→ EXERCISE DETAILS: Write out the listing in full, matching it word for word.

Collection entries
■ ■ ■
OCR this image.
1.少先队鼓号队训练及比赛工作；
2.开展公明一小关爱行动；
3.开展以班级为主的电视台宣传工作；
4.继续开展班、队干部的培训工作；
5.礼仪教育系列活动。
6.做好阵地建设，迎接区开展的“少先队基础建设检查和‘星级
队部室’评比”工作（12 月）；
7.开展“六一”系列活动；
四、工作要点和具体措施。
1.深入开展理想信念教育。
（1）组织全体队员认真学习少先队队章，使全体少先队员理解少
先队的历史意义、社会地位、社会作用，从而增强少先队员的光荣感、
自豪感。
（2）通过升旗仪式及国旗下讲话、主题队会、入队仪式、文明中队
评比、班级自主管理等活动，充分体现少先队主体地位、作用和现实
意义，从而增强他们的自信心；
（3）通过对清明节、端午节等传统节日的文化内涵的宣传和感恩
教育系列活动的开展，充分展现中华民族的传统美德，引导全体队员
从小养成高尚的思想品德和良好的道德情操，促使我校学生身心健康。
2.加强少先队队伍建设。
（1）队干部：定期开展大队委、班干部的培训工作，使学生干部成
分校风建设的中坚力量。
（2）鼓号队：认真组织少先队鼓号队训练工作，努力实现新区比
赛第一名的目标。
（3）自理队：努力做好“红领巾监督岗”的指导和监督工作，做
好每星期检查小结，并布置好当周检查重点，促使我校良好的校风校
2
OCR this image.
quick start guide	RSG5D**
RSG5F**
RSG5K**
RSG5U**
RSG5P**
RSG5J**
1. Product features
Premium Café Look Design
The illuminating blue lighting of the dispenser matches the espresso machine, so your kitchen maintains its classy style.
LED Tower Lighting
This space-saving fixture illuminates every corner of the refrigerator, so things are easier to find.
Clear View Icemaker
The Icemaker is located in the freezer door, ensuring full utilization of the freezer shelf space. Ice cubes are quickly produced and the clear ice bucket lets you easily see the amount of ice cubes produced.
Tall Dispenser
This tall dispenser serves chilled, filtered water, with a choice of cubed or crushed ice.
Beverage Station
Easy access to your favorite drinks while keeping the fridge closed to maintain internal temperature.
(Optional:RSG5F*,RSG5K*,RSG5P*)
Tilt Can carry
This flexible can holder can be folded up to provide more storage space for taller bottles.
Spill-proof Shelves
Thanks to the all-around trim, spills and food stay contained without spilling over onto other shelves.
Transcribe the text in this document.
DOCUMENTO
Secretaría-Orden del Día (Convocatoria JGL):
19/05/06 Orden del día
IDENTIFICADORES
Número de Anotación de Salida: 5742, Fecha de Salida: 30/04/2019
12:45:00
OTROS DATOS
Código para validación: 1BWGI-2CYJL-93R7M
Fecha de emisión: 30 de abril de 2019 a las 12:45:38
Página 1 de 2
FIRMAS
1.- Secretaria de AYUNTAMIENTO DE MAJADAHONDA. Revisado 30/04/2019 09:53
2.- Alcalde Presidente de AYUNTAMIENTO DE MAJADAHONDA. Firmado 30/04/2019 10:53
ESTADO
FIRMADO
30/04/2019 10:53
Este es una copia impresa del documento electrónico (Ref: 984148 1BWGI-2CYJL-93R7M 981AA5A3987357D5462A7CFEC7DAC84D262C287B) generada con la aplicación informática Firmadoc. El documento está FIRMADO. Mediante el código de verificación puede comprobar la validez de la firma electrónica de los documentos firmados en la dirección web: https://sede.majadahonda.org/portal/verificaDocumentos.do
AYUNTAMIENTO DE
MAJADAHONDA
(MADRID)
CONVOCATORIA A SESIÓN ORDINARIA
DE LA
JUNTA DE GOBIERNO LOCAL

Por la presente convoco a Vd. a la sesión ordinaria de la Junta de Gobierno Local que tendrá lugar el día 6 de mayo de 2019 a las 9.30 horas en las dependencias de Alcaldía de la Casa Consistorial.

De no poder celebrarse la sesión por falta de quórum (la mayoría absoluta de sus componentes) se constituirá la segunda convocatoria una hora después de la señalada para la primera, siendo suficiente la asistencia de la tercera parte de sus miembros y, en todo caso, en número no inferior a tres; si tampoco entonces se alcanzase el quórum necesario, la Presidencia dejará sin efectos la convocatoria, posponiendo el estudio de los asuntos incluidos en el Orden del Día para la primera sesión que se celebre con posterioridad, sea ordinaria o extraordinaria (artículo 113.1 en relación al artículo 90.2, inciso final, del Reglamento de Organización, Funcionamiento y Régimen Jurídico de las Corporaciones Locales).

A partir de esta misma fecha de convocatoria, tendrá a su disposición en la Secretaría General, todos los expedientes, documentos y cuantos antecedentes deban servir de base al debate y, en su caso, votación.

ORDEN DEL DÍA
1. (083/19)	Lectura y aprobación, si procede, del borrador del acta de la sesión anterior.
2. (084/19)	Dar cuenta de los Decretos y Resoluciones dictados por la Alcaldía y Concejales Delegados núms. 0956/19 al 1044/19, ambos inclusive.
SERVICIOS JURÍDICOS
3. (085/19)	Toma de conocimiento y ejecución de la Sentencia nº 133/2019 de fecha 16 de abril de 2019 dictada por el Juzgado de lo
■ ■ ■
→ ANSWER TO THE EXERCISE:
OCR this image.
1.少先队鼓号队训练及比赛工作；
2.开展公明一小关爱行动；
3.开展以班级为主的电视台宣传工作；
4.继续开展班、队干部的培训工作；
5.礼仪教育系列活动。
6.做好阵地建设，迎接区开展的“少先队基础建设检查和‘星级
队部室’评比”工作（12 月）；
7.开展“六一”系列活动；
四、工作要点和具体措施。
1.深入开展理想信念教育。
（1）组织全体队员认真学习少先队队章，使全体少先队员理解少
先队的历史意义、社会地位、社会作用，从而增强少先队员的光荣感、
自豪感。
（2）通过升旗仪式及国旗下讲话、主题队会、入队仪式、文明中队
评比、班级自主管理等活动，充分体现少先队主体地位、作用和现实
意义，从而增强他们的自信心；
（3）通过对清明节、端午节等传统节日的文化内涵的宣传和感恩
教育系列活动的开展，充分展现中华民族的传统美德，引导全体队员
从小养成高尚的思想品德和良好的道德情操，促使我校学生身心健康。
2.加强少先队队伍建设。
（1）队干部：定期开展大队委、班干部的培训工作，使学生干部成
分校风建设的中坚力量。
（2）鼓号队：认真组织少先队鼓号队训练工作，努力实现新区比
赛第一名的目标。
（3）自理队：努力做好“红领巾监督岗”的指导和监督工作，做
好每星期检查小结，并布置好当周检查重点，促使我校良好的校风校
2
OCR this image.
quick start guide	RSG5D**
RSG5F**
RSG5K**
RSG5U**
RSG5P**
RSG5J**
1. Product features
Premium Café Look Design
The illuminating blue lighting of the dispenser matches the espresso machine, so your kitchen maintains its classy style.
LED Tower Lighting
This space-saving fixture illuminates every corner of the refrigerator, so things are easier to find.
Clear View Icemaker
The Icemaker is located in the freezer door, ensuring full utilization of the freezer shelf space. Ice cubes are quickly produced and the clear ice bucket lets you easily see the amount of ice cubes produced.
Tall Dispenser
This tall dispenser serves chilled, filtered water, with a choice of cubed or crushed ice.
Beverage Station
Easy access to your favorite drinks while keeping the fridge closed to maintain internal temperature.
(Optional:RSG5F*,RSG5K*,RSG5P*)
Tilt Can carry
This flexible can holder can be folded up to provide more storage space for taller bottles.
Spill-proof Shelves
Thanks to the all-around trim, spills and food stay contained without spilling over onto other shelves.
Transcribe the text in this document.
DOCUMENTO
Secretaría-Orden del Día (Convocatoria JGL):
19/05/06 Orden del día
IDENTIFICADORES
Número de Anotación de Salida: 5742, Fecha de Salida: 30/04/2019
12:45:00
OTROS DATOS
Código para validación: 1BWGI-2CYJL-93R7M
Fecha de emisión: 30 de abril de 2019 a las 12:45:38
Página 1 de 2
FIRMAS
1.- Secretaria de AYUNTAMIENTO DE MAJADAHONDA. Revisado 30/04/2019 09:53
2.- Alcalde Presidente de AYUNTAMIENTO DE MAJADAHONDA. Firmado 30/04/2019 10:53
ESTADO
FIRMADO
30/04/2019 10:53
Este es una copia impresa del documento electrónico (Ref: 984148 1BWGI-2CYJL-93R7M 981AA5A3987357D5462A7CFEC7DAC84D262C287B) generada con la aplicación informática Firmadoc. El documento está FIRMADO. Mediante el código de verificación puede comprobar la validez de la firma electrónica de los documentos firmados en la dirección web: https://sede.majadahonda.org/portal/verificaDocumentos.do
AYUNTAMIENTO DE
MAJADAHONDA
(MADRID)
CONVOCATORIA A SESIÓN ORDINARIA
DE LA
JUNTA DE GOBIERNO LOCAL

Por la presente convoco a Vd. a la sesión ordinaria de la Junta de Gobierno Local que tendrá lugar el día 6 de mayo de 2019 a las 9.30 horas en las dependencias de Alcaldía de la Casa Consistorial.

De no poder celebrarse la sesión por falta de quórum (la mayoría absoluta de sus componentes) se constituirá la segunda convocatoria una hora después de la señalada para la primera, siendo suficiente la asistencia de la tercera parte de sus miembros y, en todo caso, en número no inferior a tres; si tampoco entonces se alcanzase el quórum necesario, la Presidencia dejará sin efectos la convocatoria, posponiendo el estudio de los asuntos incluidos en el Orden del Día para la primera sesión que se celebre con posterioridad, sea ordinaria o extraordinaria (artículo 113.1 en relación al artículo 90.2, inciso final, del Reglamento de Organización, Funcionamiento y Régimen Jurídico de las Corporaciones Locales).

A partir de esta misma fecha de convocatoria, tendrá a su disposición en la Secretaría General, todos los expedientes, documentos y cuantos antecedentes deban servir de base al debate y, en su caso, votación.

ORDEN DEL DÍA
1. (083/19)	Lectura y aprobación, si procede, del borrador del acta de la sesión anterior.
2. (084/19)	Dar cuenta de los Decretos y Resoluciones dictados por la Alcaldía y Concejales Delegados núms. 0956/19 al 1044/19, ambos inclusive.
SERVICIOS JURÍDICOS
3. (085/19)	Toma de conocimiento y ejecución de la Sentencia nº 133/2019 de fecha 16 de abril de 2019 dictada por el Juzgado de lo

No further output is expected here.